Transcribe the whole listing below without changing a word, but leave out every image.

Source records
▬▬▬▬▬▬

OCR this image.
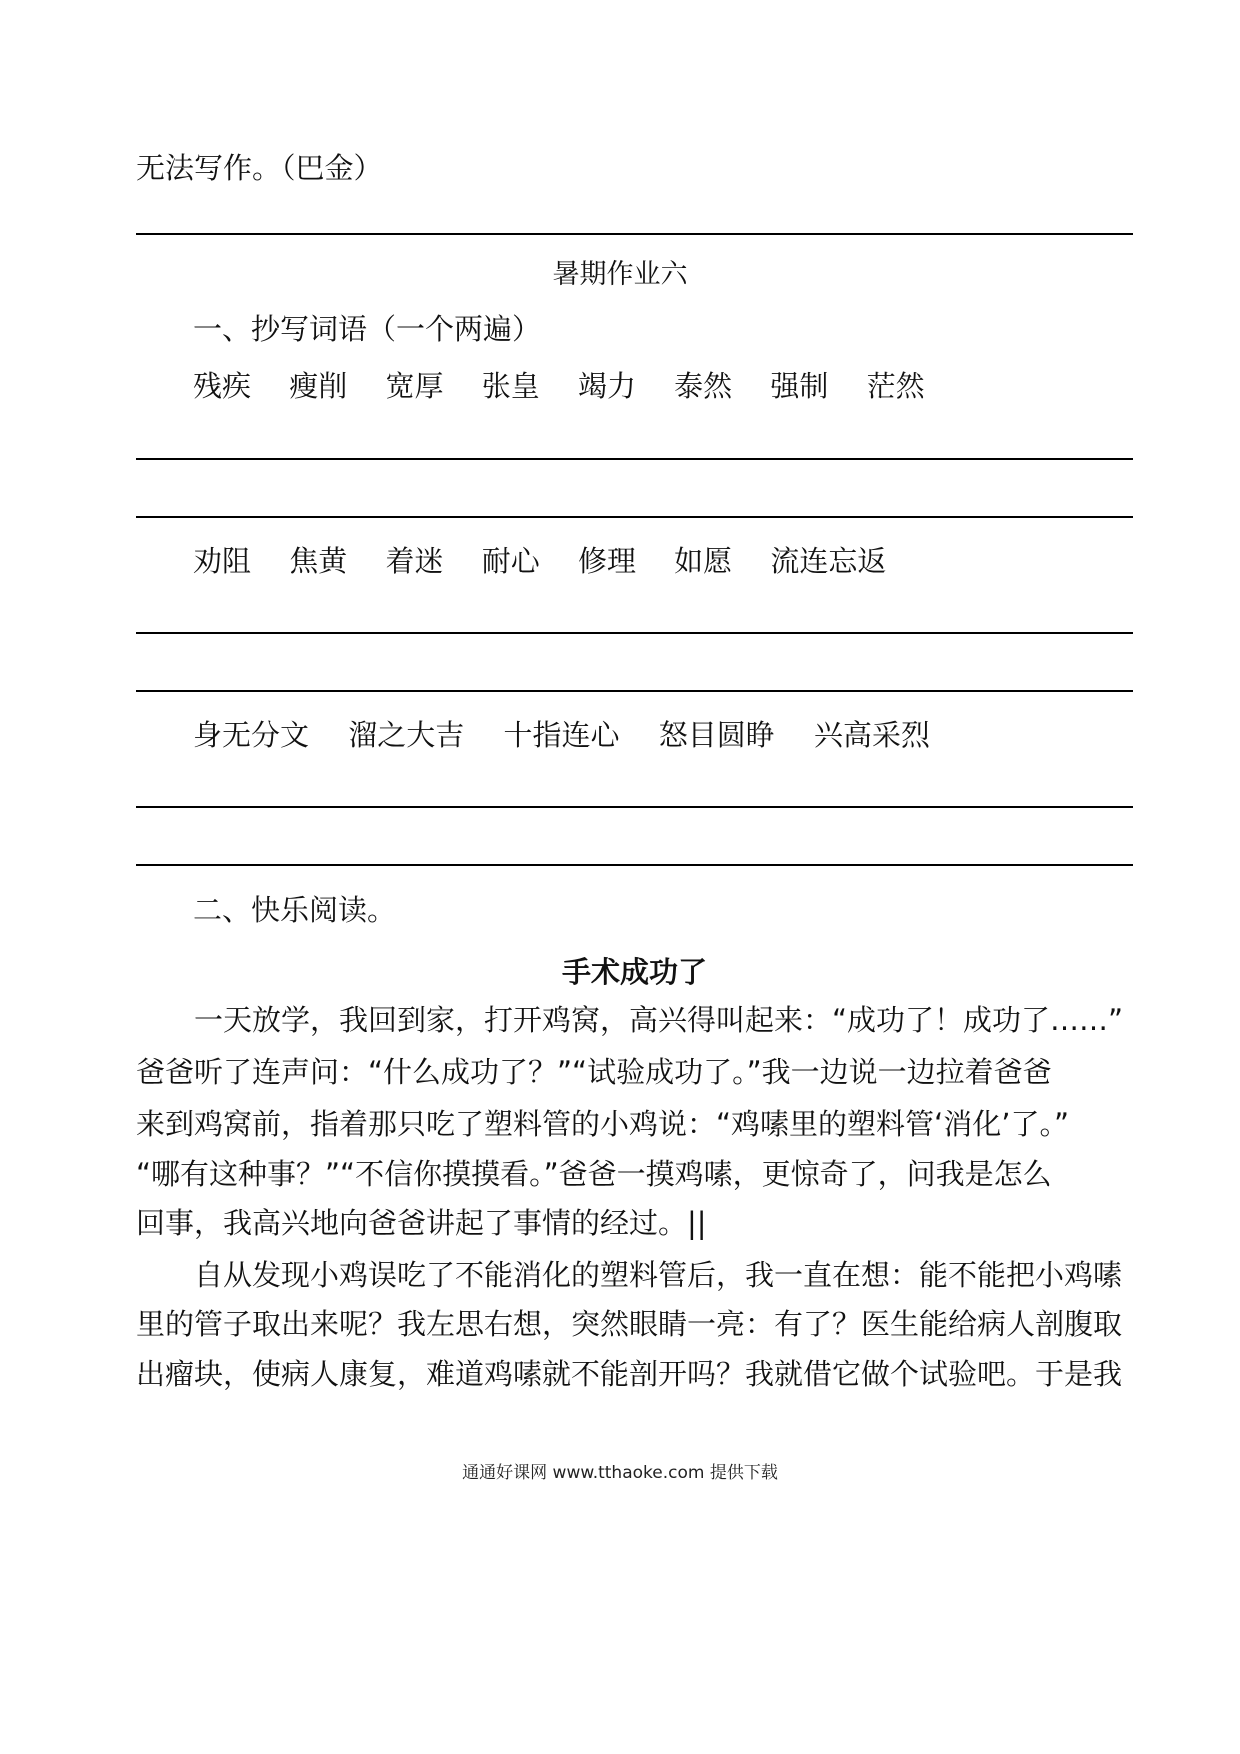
无法写作。（巴金）
暑期作业六
一、抄写词语（一个两遍）
残疾 瘦削 宽厚 张皇 竭力 泰然 强制 茫然
劝阻 焦黄 着迷 耐心 修理 如愿 流连忘返
身无分文 溜之大吉 十指连心 怒目圆睁 兴高采烈
二、快乐阅读。
手术成功了
　　一天放学，我回到家，打开鸡窝，高兴得叫起来：“成功了！成功了……”
爸爸听了连声问：“什么成功了？”“试验成功了。”我一边说一边拉着爸爸
来到鸡窝前，指着那只吃了塑料管的小鸡说：“鸡嗉里的塑料管‘消化’了。”
“哪有这种事？”“不信你摸摸看。”爸爸一摸鸡嗉，更惊奇了，问我是怎么
回事，我高兴地向爸爸讲起了事情的经过。||
　　自从发现小鸡误吃了不能消化的塑料管后，我一直在想：能不能把小鸡嗉
里的管子取出来呢？我左思右想，突然眼睛一亮：有了？医生能给病人剖腹取
出瘤块，使病人康复，难道鸡嗉就不能剖开吗？我就借它做个试验吧。于是我
通通好课网 www.tthaoke.com 提供下载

▬▬▬▬▬▬

▶ _Written answer_
OCR this image.
无法写作。（巴金）
暑期作业六
一、抄写词语（一个两遍）
残疾 瘦削 宽厚 张皇 竭力 泰然 强制 茫然
劝阻 焦黄 着迷 耐心 修理 如愿 流连忘返
身无分文 溜之大吉 十指连心 怒目圆睁 兴高采烈
二、快乐阅读。
手术成功了
　　一天放学，我回到家，打开鸡窝，高兴得叫起来：“成功了！成功了……”
爸爸听了连声问：“什么成功了？”“试验成功了。”我一边说一边拉着爸爸
来到鸡窝前，指着那只吃了塑料管的小鸡说：“鸡嗉里的塑料管‘消化’了。”
“哪有这种事？”“不信你摸摸看。”爸爸一摸鸡嗉，更惊奇了，问我是怎么
回事，我高兴地向爸爸讲起了事情的经过。||
　　自从发现小鸡误吃了不能消化的塑料管后，我一直在想：能不能把小鸡嗉
里的管子取出来呢？我左思右想，突然眼睛一亮：有了？医生能给病人剖腹取
出瘤块，使病人康复，难道鸡嗉就不能剖开吗？我就借它做个试验吧。于是我
通通好课网 www.tthaoke.com 提供下载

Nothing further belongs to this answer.